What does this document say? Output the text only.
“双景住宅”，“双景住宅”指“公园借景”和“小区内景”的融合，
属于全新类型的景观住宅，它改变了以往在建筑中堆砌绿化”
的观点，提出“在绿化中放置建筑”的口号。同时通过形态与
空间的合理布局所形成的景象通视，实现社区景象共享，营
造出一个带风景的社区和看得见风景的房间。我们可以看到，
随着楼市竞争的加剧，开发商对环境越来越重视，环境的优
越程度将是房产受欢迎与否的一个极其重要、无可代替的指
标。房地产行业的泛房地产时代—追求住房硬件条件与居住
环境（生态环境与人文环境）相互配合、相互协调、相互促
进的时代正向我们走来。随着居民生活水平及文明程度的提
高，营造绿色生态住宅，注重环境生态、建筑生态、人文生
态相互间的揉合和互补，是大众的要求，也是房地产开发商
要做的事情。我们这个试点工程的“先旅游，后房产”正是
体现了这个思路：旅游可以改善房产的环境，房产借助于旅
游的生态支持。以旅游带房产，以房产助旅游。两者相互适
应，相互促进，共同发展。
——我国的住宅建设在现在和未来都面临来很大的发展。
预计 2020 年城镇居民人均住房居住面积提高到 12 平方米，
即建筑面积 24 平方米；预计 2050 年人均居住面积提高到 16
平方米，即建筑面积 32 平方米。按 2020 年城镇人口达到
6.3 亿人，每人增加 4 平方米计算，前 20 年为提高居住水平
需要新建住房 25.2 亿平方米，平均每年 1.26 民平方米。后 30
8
========================================================================
§ Your task: From the entries above, copy out every line where the string "即建筑面积" appears.

§ Exercise result:
即建筑面积 24 平方米；预计 2050 年人均居住面积提高到 16
平方米，即建筑面积 32 平方米。按 2020 年城镇人口达到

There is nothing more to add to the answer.